--- START PASSAGE PROVIDED ---
Also, I'm really happy with the story that I'm turning in today. We were given a topic to write about in class and then after a while, switched with the person next to us for the next topic. This went on three times and I recieved three different topics.
- Someone crying at a birthday party
- An insulting comment
- A brick wall
- A little girl with a terrible report card.
My first story stunk. But, luckily, we were given the weekend to finish/rewrite them however we wanted, as long as each topic is introduced in order and not mentioned before it's turn. At first, I thought it was going to suck no matter what, but, surprisingly, I managed to make it work and I wish that I was allowed to make it longer.
Story ideas, phrases, characters, have been coming in just as fluidly as the lyrics. Hopefully, this time, they wont collect dust in some journal, like everything else.
--- END PASSAGE PROVIDED ---
--- START MATERIAL SUPPLIED ---
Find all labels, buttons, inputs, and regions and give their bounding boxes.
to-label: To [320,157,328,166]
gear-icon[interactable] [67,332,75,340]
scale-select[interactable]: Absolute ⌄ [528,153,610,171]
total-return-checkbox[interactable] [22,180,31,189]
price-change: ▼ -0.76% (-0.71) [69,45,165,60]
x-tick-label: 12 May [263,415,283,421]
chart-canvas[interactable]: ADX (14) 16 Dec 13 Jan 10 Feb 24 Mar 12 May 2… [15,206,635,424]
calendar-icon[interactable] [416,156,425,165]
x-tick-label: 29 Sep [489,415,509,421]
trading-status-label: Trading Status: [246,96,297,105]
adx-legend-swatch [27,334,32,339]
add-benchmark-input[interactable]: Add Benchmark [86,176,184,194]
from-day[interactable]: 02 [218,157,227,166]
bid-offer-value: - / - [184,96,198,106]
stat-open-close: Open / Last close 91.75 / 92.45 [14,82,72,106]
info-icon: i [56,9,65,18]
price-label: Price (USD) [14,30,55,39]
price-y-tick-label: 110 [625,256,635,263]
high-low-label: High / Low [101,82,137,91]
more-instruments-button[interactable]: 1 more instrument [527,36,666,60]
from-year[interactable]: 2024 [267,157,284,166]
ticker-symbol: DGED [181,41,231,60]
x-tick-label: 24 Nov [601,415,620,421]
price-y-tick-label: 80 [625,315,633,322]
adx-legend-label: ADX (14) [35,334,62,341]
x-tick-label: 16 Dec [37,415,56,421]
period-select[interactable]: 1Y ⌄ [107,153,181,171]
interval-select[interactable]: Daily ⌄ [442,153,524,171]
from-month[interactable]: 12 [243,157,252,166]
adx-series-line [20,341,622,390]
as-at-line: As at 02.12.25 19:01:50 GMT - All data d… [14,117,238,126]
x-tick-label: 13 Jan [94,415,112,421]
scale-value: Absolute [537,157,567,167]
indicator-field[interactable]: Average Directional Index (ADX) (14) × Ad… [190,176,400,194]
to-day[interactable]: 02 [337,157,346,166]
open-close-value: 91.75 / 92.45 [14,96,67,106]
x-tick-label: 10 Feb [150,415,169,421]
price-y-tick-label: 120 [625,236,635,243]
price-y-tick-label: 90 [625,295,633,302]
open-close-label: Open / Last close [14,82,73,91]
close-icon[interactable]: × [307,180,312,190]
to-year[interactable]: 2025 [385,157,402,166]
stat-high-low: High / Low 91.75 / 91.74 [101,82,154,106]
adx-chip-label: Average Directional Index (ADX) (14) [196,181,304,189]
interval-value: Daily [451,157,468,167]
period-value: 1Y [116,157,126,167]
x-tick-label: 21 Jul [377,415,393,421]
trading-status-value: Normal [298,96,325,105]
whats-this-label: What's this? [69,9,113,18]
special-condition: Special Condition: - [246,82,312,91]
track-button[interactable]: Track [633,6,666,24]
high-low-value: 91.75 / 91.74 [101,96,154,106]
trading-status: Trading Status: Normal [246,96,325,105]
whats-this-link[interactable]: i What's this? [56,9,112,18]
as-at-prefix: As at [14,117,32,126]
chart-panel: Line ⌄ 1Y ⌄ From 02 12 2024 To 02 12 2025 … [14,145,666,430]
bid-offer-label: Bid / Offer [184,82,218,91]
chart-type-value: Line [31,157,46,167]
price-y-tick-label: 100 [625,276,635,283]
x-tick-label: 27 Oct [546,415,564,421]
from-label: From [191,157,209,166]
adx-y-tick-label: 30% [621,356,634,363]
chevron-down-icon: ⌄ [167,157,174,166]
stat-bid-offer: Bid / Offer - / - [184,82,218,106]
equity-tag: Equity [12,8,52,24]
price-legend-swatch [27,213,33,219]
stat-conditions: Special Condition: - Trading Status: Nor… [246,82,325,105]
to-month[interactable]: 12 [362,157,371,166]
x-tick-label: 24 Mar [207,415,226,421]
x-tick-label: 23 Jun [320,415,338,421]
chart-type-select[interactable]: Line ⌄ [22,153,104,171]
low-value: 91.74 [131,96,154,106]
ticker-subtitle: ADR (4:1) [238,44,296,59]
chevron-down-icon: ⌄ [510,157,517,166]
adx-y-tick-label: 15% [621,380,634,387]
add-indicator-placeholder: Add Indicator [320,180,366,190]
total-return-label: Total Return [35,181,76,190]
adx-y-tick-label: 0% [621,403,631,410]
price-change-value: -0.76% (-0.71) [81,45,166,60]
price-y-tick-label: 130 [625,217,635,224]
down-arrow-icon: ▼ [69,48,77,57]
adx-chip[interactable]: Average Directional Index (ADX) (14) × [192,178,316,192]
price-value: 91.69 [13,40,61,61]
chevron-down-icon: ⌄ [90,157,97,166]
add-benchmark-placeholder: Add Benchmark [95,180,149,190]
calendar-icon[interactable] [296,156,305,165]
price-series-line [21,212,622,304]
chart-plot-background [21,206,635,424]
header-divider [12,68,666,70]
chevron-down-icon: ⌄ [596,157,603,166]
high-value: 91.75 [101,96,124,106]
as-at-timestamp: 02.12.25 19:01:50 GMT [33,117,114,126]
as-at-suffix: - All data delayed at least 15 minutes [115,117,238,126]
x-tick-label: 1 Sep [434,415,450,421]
--- END MATERIAL SUPPLIED ---
- _PROBLEMS AND TASKS_
(a) Answer these from the post about the class story assignment:
(i) What condition applied to rewriting the stories over the weekend?
(ii) Which topic involved a little girl?
(iii) What does the writer say story ideas, phrases, and characters have been coming in as fluidly as?
(b) Pick up the post about the class story assignment after its last sentence and keep writing it.

- _IN RESPONSE_
(a)
(i) Each topic had to be introduced in order and not mentioned before its turn.
(ii) A little girl with a terrible report card.
(iii) The lyrics.

(b)
I'm quitting music. I am only one semester away from finishing here, but I just can't bring myself to do it any longer. If I had it my way, I'd drop my classes right now, but Philip won't have it. I'll finish what I started. This part, at least. I realized that I've hated it the whole time, but the only reason why I've kept at it is because the experts told me that I should. Don't be a quitter or else you don't have what it takes. But the problem is that the passion is dying out. I've wasted all of the time that I could have spent writing songs and stories and actually getting somewhere. I think my run with the little band woke me up. That and my extreme unhappiness in not being able to produce any sort of Art this semester. My creative writing class was a Godsend. Otherwise I don't think I would make it.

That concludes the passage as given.